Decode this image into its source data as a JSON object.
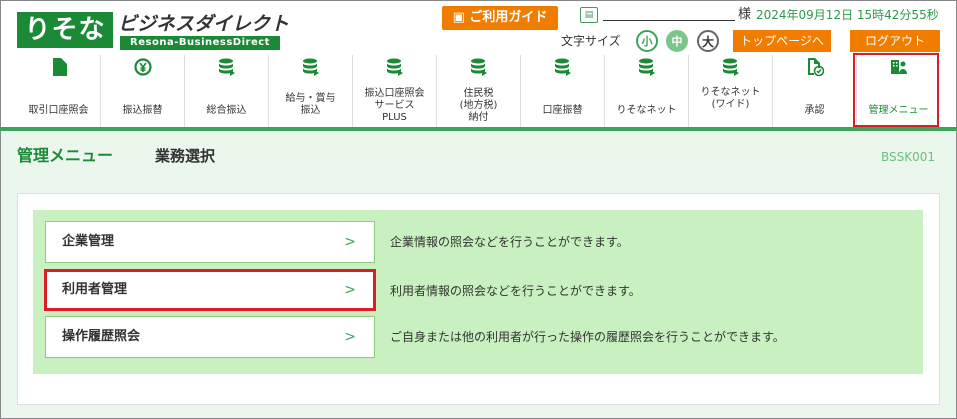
{
  "header": {
    "logo": "りそな",
    "logo_text": "ビジネスダイレクト",
    "logo_sub": "Resona-BusinessDirect",
    "guide_button": "ご利用ガイド",
    "user_suffix": "様",
    "datetime": "2024年09月12日 15時42分55秒",
    "font_size_label": "文字サイズ",
    "font_small": "小",
    "font_mid": "中",
    "font_large": "大",
    "top_page_button": "トップページへ",
    "logout_button": "ログアウト"
  },
  "nav": {
    "items": [
      {
        "label": "取引口座照会",
        "icon": "document-icon"
      },
      {
        "label": "振込振替",
        "icon": "yen-icon"
      },
      {
        "label": "総合振込",
        "icon": "database-icon"
      },
      {
        "label": "給与・賞与\n振込",
        "icon": "database-icon"
      },
      {
        "label": "振込口座照会\nサービス\nPLUS",
        "icon": "database-icon"
      },
      {
        "label": "住民税\n(地方税)\n納付",
        "icon": "database-icon"
      },
      {
        "label": "口座振替",
        "icon": "database-icon"
      },
      {
        "label": "りそなネット",
        "icon": "database-icon"
      },
      {
        "label": "りそなネット\n(ワイド)",
        "icon": "database-icon"
      },
      {
        "label": "承認",
        "icon": "approve-icon"
      },
      {
        "label": "管理メニュー",
        "icon": "admin-icon"
      }
    ]
  },
  "page": {
    "title": "管理メニュー",
    "subtitle": "業務選択",
    "screen_id": "BSSK001"
  },
  "menu": [
    {
      "label": "企業管理",
      "description": "企業情報の照会などを行うことができます。"
    },
    {
      "label": "利用者管理",
      "description": "利用者情報の照会などを行うことができます。"
    },
    {
      "label": "操作履歴照会",
      "description": "ご自身または他の利用者が行った操作の履歴照会を行うことができます。"
    }
  ],
  "colors": {
    "brand_green": "#1a8a37",
    "accent_orange": "#f07d00",
    "highlight_red": "#d81f26",
    "panel_green": "#c8f0c0"
  }
}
◆ ◆ ◆
* _STATED EXERCISE_: Keep the pictures out of the copy and write out the data exactly as it stands.

* _PROBLEM SOLUTION_:
Decode this image into its source data as a JSON object.
{
  "header": {
    "logo": "りそな",
    "logo_text": "ビジネスダイレクト",
    "logo_sub": "Resona-BusinessDirect",
    "guide_button": "ご利用ガイド",
    "user_suffix": "様",
    "datetime": "2024年09月12日 15時42分55秒",
    "font_size_label": "文字サイズ",
    "font_small": "小",
    "font_mid": "中",
    "font_large": "大",
    "top_page_button": "トップページへ",
    "logout_button": "ログアウト"
  },
  "nav": {
    "items": [
      {
        "label": "取引口座照会",
        "icon": "document-icon"
      },
      {
        "label": "振込振替",
        "icon": "yen-icon"
      },
      {
        "label": "総合振込",
        "icon": "database-icon"
      },
      {
        "label": "給与・賞与\n振込",
        "icon": "database-icon"
      },
      {
        "label": "振込口座照会\nサービス\nPLUS",
        "icon": "database-icon"
      },
      {
        "label": "住民税\n(地方税)\n納付",
        "icon": "database-icon"
      },
      {
        "label": "口座振替",
        "icon": "database-icon"
      },
      {
        "label": "りそなネット",
        "icon": "database-icon"
      },
      {
        "label": "りそなネット\n(ワイド)",
        "icon": "database-icon"
      },
      {
        "label": "承認",
        "icon": "approve-icon"
      },
      {
        "label": "管理メニュー",
        "icon": "admin-icon"
      }
    ]
  },
  "page": {
    "title": "管理メニュー",
    "subtitle": "業務選択",
    "screen_id": "BSSK001"
  },
  "menu": [
    {
      "label": "企業管理",
      "description": "企業情報の照会などを行うことができます。"
    },
    {
      "label": "利用者管理",
      "description": "利用者情報の照会などを行うことができます。"
    },
    {
      "label": "操作履歴照会",
      "description": "ご自身または他の利用者が行った操作の履歴照会を行うことができます。"
    }
  ],
  "colors": {
    "brand_green": "#1a8a37",
    "accent_orange": "#f07d00",
    "highlight_red": "#d81f26",
    "panel_green": "#c8f0c0"
  }
}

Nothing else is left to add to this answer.